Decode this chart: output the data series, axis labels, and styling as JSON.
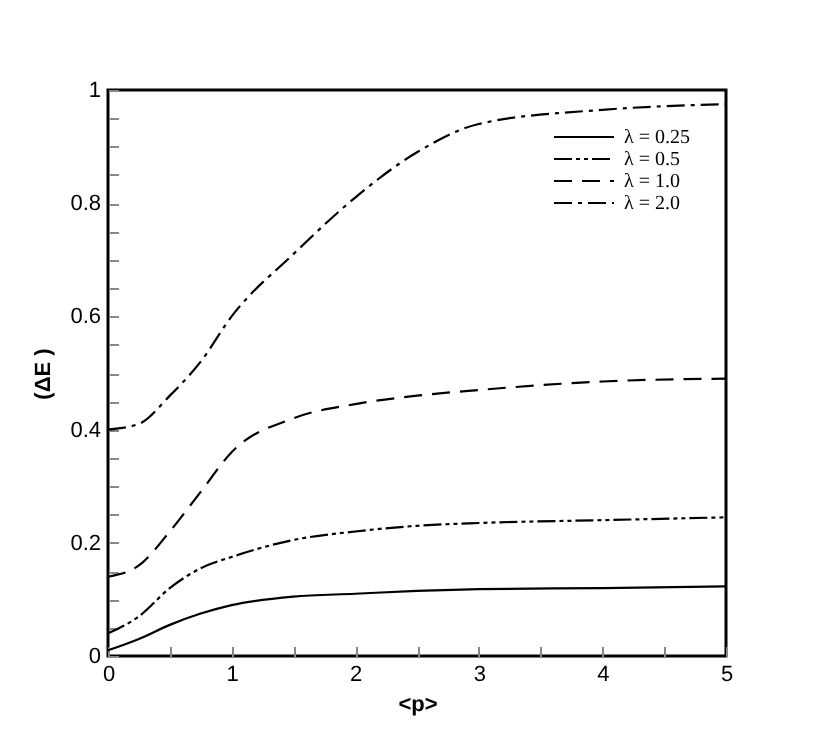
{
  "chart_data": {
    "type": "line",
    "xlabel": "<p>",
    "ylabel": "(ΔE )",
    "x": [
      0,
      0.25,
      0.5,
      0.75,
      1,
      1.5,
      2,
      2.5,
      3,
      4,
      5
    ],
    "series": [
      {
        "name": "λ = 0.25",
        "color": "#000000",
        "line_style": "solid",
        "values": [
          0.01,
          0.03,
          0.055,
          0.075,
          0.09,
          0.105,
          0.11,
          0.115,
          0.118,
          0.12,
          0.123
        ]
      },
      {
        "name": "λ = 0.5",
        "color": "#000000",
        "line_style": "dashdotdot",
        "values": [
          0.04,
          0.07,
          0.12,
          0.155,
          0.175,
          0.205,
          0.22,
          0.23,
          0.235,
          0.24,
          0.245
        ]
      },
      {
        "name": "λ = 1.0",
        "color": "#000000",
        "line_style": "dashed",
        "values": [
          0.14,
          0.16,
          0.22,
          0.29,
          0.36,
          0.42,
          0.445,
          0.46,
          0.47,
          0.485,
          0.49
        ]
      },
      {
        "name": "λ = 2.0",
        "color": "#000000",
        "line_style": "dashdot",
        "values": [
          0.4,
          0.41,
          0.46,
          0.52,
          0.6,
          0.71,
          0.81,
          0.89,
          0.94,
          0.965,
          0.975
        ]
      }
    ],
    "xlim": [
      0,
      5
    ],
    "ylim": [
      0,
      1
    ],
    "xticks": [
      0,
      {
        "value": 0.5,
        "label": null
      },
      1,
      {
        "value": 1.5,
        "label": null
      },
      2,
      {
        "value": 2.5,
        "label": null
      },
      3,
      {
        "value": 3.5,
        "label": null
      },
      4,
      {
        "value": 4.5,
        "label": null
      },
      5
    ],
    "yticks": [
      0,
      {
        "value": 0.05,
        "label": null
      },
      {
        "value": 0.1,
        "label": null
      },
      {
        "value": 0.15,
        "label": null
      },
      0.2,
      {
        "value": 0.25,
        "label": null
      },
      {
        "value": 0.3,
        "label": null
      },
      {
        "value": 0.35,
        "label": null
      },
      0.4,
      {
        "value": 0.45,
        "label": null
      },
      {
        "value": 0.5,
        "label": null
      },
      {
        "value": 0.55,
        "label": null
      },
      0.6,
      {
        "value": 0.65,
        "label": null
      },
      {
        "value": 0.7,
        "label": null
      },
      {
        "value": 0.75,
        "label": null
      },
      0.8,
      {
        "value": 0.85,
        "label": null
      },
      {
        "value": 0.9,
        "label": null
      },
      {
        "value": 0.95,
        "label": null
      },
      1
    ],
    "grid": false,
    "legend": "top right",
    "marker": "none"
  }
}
=-=-=
## PROBLEM TO WORK ON
Write out all the entries exactly, except for the pictures.

## EXERCISE ANSWER
Decode this chart: output the data series, axis labels, and styling as JSON.
{
  "chart_data": {
    "type": "line",
    "xlabel": "<p>",
    "ylabel": "(ΔE )",
    "x": [
      0,
      0.25,
      0.5,
      0.75,
      1,
      1.5,
      2,
      2.5,
      3,
      4,
      5
    ],
    "series": [
      {
        "name": "λ = 0.25",
        "color": "#000000",
        "line_style": "solid",
        "values": [
          0.01,
          0.03,
          0.055,
          0.075,
          0.09,
          0.105,
          0.11,
          0.115,
          0.118,
          0.12,
          0.123
        ]
      },
      {
        "name": "λ = 0.5",
        "color": "#000000",
        "line_style": "dashdotdot",
        "values": [
          0.04,
          0.07,
          0.12,
          0.155,
          0.175,
          0.205,
          0.22,
          0.23,
          0.235,
          0.24,
          0.245
        ]
      },
      {
        "name": "λ = 1.0",
        "color": "#000000",
        "line_style": "dashed",
        "values": [
          0.14,
          0.16,
          0.22,
          0.29,
          0.36,
          0.42,
          0.445,
          0.46,
          0.47,
          0.485,
          0.49
        ]
      },
      {
        "name": "λ = 2.0",
        "color": "#000000",
        "line_style": "dashdot",
        "values": [
          0.4,
          0.41,
          0.46,
          0.52,
          0.6,
          0.71,
          0.81,
          0.89,
          0.94,
          0.965,
          0.975
        ]
      }
    ],
    "xlim": [
      0,
      5
    ],
    "ylim": [
      0,
      1
    ],
    "xticks": [
      0,
      {
        "value": 0.5,
        "label": null
      },
      1,
      {
        "value": 1.5,
        "label": null
      },
      2,
      {
        "value": 2.5,
        "label": null
      },
      3,
      {
        "value": 3.5,
        "label": null
      },
      4,
      {
        "value": 4.5,
        "label": null
      },
      5
    ],
    "yticks": [
      0,
      {
        "value": 0.05,
        "label": null
      },
      {
        "value": 0.1,
        "label": null
      },
      {
        "value": 0.15,
        "label": null
      },
      0.2,
      {
        "value": 0.25,
        "label": null
      },
      {
        "value": 0.3,
        "label": null
      },
      {
        "value": 0.35,
        "label": null
      },
      0.4,
      {
        "value": 0.45,
        "label": null
      },
      {
        "value": 0.5,
        "label": null
      },
      {
        "value": 0.55,
        "label": null
      },
      0.6,
      {
        "value": 0.65,
        "label": null
      },
      {
        "value": 0.7,
        "label": null
      },
      {
        "value": 0.75,
        "label": null
      },
      0.8,
      {
        "value": 0.85,
        "label": null
      },
      {
        "value": 0.9,
        "label": null
      },
      {
        "value": 0.95,
        "label": null
      },
      1
    ],
    "grid": false,
    "legend": "top right",
    "marker": "none"
  }
}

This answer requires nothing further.